* _EXERCISE DETAILS_: Return each entry exactly, omitting nothing.

Data entries:
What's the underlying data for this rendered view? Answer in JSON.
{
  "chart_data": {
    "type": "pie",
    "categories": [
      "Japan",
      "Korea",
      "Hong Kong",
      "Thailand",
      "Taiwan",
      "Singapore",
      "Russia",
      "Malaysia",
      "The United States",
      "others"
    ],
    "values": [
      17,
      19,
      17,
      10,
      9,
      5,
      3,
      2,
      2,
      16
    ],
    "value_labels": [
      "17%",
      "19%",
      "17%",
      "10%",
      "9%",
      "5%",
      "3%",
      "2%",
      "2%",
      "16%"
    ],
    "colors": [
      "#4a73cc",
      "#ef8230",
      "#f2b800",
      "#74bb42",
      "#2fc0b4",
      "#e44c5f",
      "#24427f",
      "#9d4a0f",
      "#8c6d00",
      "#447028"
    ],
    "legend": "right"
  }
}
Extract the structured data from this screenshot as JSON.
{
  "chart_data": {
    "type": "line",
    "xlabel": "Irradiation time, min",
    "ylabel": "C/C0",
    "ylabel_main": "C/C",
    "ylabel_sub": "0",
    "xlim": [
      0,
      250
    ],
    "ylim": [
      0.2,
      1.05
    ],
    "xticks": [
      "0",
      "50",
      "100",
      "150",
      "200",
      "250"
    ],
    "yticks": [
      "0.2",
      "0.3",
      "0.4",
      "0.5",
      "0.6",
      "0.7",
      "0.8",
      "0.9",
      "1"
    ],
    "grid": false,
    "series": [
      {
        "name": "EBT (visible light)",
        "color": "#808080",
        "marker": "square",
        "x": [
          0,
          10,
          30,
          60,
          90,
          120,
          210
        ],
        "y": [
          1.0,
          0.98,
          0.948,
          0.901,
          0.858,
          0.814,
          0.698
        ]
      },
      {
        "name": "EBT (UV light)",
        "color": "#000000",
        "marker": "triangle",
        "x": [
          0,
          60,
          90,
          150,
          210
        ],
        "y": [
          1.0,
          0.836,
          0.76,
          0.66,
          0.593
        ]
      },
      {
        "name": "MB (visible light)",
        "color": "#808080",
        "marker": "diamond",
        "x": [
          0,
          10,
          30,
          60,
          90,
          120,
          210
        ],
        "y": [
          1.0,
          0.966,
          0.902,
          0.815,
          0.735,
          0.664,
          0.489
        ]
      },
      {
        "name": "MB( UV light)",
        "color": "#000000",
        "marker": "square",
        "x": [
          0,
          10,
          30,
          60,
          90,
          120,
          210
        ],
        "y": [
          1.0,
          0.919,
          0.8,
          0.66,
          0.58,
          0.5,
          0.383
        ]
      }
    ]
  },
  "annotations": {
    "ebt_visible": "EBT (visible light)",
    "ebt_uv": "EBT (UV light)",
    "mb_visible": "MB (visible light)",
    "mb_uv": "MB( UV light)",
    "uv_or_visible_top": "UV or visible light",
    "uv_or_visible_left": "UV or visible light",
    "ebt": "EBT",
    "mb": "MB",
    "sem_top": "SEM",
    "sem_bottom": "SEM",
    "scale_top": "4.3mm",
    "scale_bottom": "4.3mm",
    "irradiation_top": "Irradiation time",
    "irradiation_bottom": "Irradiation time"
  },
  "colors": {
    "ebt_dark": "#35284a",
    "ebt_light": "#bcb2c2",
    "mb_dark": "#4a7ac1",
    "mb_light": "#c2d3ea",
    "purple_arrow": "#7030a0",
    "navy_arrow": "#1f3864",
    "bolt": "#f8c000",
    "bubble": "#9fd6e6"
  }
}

* _RESULT FOR THIS EXERCISE_:
What's the underlying data for this rendered view? Answer in JSON.
{
  "chart_data": {
    "type": "pie",
    "categories": [
      "Japan",
      "Korea",
      "Hong Kong",
      "Thailand",
      "Taiwan",
      "Singapore",
      "Russia",
      "Malaysia",
      "The United States",
      "others"
    ],
    "values": [
      17,
      19,
      17,
      10,
      9,
      5,
      3,
      2,
      2,
      16
    ],
    "value_labels": [
      "17%",
      "19%",
      "17%",
      "10%",
      "9%",
      "5%",
      "3%",
      "2%",
      "2%",
      "16%"
    ],
    "colors": [
      "#4a73cc",
      "#ef8230",
      "#f2b800",
      "#74bb42",
      "#2fc0b4",
      "#e44c5f",
      "#24427f",
      "#9d4a0f",
      "#8c6d00",
      "#447028"
    ],
    "legend": "right"
  }
}
Extract the structured data from this screenshot as JSON.
{
  "chart_data": {
    "type": "line",
    "xlabel": "Irradiation time, min",
    "ylabel": "C/C0",
    "ylabel_main": "C/C",
    "ylabel_sub": "0",
    "xlim": [
      0,
      250
    ],
    "ylim": [
      0.2,
      1.05
    ],
    "xticks": [
      "0",
      "50",
      "100",
      "150",
      "200",
      "250"
    ],
    "yticks": [
      "0.2",
      "0.3",
      "0.4",
      "0.5",
      "0.6",
      "0.7",
      "0.8",
      "0.9",
      "1"
    ],
    "grid": false,
    "series": [
      {
        "name": "EBT (visible light)",
        "color": "#808080",
        "marker": "square",
        "x": [
          0,
          10,
          30,
          60,
          90,
          120,
          210
        ],
        "y": [
          1.0,
          0.98,
          0.948,
          0.901,
          0.858,
          0.814,
          0.698
        ]
      },
      {
        "name": "EBT (UV light)",
        "color": "#000000",
        "marker": "triangle",
        "x": [
          0,
          60,
          90,
          150,
          210
        ],
        "y": [
          1.0,
          0.836,
          0.76,
          0.66,
          0.593
        ]
      },
      {
        "name": "MB (visible light)",
        "color": "#808080",
        "marker": "diamond",
        "x": [
          0,
          10,
          30,
          60,
          90,
          120,
          210
        ],
        "y": [
          1.0,
          0.966,
          0.902,
          0.815,
          0.735,
          0.664,
          0.489
        ]
      },
      {
        "name": "MB( UV light)",
        "color": "#000000",
        "marker": "square",
        "x": [
          0,
          10,
          30,
          60,
          90,
          120,
          210
        ],
        "y": [
          1.0,
          0.919,
          0.8,
          0.66,
          0.58,
          0.5,
          0.383
        ]
      }
    ]
  },
  "annotations": {
    "ebt_visible": "EBT (visible light)",
    "ebt_uv": "EBT (UV light)",
    "mb_visible": "MB (visible light)",
    "mb_uv": "MB( UV light)",
    "uv_or_visible_top": "UV or visible light",
    "uv_or_visible_left": "UV or visible light",
    "ebt": "EBT",
    "mb": "MB",
    "sem_top": "SEM",
    "sem_bottom": "SEM",
    "scale_top": "4.3mm",
    "scale_bottom": "4.3mm",
    "irradiation_top": "Irradiation time",
    "irradiation_bottom": "Irradiation time"
  },
  "colors": {
    "ebt_dark": "#35284a",
    "ebt_light": "#bcb2c2",
    "mb_dark": "#4a7ac1",
    "mb_light": "#c2d3ea",
    "purple_arrow": "#7030a0",
    "navy_arrow": "#1f3864",
    "bolt": "#f8c000",
    "bubble": "#9fd6e6"
  }
}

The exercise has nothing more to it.